→ WRITTEN TASK
In the records that follow, show each line where the word "text" is present.
--- start ---
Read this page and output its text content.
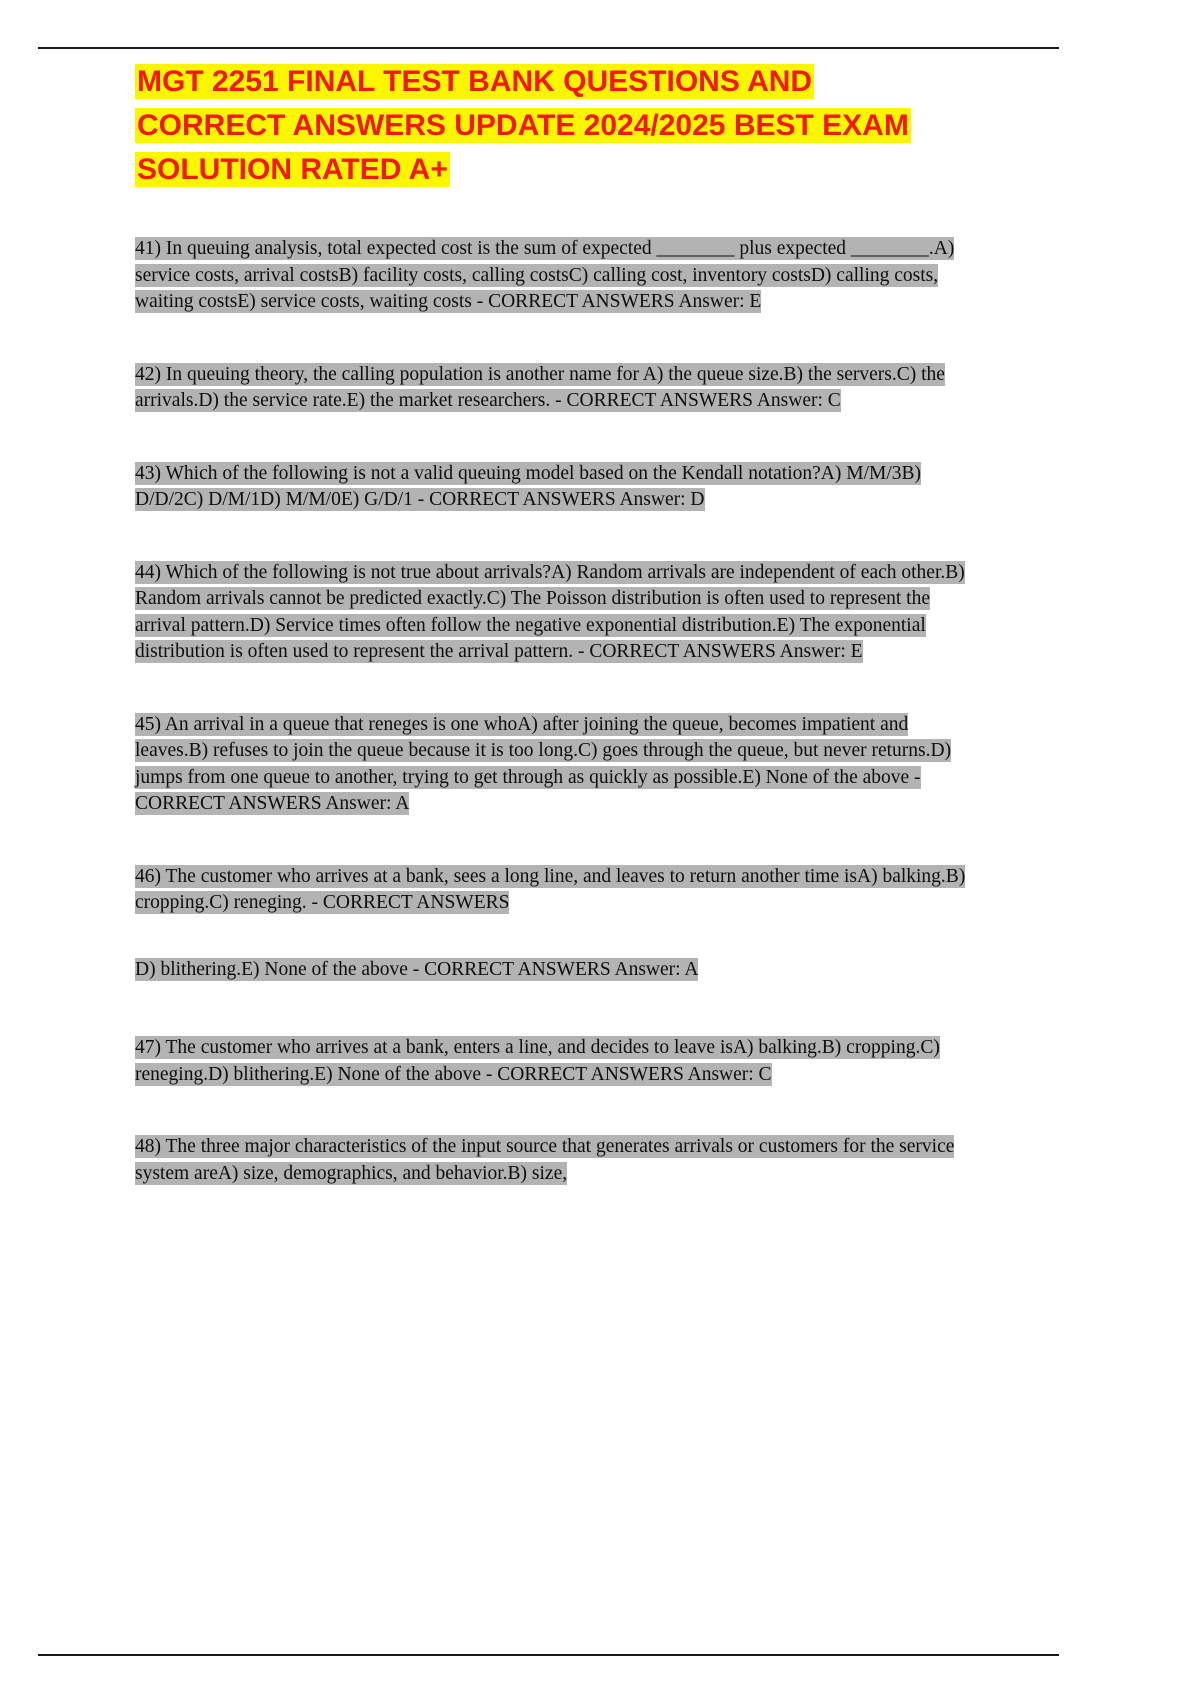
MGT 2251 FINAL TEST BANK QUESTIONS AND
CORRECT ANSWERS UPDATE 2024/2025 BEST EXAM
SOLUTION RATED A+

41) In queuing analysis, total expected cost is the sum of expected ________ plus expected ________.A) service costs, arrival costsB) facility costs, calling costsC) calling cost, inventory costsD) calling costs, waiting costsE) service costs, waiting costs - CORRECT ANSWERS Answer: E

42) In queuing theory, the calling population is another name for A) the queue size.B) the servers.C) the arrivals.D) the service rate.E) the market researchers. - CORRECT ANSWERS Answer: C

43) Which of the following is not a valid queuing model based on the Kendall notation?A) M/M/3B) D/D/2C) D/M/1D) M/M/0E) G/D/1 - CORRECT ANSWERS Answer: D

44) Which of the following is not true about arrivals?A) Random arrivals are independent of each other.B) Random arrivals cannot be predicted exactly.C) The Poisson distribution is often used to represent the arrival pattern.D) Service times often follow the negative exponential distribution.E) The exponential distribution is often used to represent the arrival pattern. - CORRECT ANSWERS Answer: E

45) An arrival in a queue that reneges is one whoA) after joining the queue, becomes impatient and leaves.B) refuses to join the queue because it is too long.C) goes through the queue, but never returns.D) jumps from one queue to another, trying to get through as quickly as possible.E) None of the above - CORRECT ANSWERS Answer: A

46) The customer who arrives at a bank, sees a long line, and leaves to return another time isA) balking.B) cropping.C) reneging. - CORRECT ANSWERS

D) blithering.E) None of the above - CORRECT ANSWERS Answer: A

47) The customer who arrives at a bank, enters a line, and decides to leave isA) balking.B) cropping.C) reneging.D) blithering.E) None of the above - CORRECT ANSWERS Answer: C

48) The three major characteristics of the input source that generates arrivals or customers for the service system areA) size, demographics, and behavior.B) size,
--- end ---
--- start ---
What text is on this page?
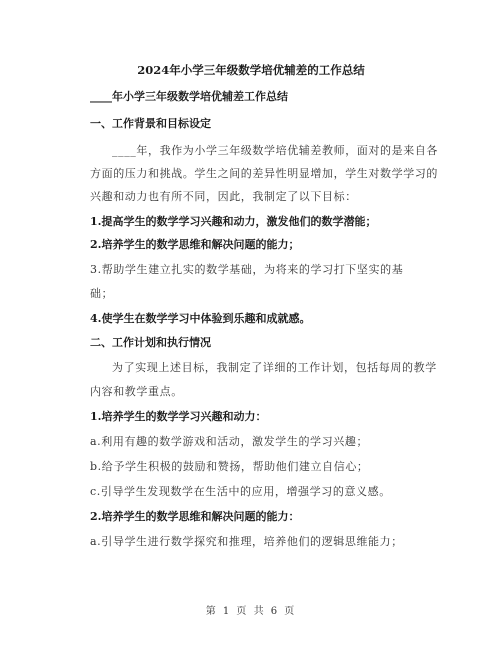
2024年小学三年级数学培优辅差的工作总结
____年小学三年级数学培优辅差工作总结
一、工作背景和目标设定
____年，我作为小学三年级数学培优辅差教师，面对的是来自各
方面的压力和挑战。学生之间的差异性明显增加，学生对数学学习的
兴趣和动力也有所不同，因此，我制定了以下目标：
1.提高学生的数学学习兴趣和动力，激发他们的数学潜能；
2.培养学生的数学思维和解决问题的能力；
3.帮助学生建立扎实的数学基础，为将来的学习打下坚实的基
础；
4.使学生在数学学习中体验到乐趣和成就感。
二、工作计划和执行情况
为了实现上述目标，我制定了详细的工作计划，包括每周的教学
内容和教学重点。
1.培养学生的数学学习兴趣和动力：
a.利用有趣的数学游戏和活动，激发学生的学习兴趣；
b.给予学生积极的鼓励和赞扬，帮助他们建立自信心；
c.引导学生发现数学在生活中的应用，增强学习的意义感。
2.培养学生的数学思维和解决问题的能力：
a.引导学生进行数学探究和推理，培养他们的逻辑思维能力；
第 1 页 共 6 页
--- end ---
--- start ---
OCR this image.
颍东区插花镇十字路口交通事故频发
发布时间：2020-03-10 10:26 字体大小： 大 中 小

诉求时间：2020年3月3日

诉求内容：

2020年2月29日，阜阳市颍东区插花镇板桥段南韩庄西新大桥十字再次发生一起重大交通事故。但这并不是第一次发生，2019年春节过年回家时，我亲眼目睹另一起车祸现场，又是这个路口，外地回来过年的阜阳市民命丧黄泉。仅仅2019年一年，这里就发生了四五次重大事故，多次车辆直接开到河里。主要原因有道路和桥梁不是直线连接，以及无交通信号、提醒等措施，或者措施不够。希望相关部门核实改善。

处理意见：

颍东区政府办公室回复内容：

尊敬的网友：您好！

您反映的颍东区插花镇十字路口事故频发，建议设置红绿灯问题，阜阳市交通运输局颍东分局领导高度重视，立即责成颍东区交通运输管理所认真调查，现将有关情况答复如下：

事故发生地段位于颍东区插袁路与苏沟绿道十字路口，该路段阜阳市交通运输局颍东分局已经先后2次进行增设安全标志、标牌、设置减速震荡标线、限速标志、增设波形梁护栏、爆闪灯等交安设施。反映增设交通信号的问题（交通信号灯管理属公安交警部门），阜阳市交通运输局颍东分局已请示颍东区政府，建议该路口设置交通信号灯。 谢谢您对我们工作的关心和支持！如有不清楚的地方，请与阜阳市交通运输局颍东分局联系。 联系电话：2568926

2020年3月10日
--- end ---
→ RESULT BELOW
Read this page and output its text content.
What text is on this page?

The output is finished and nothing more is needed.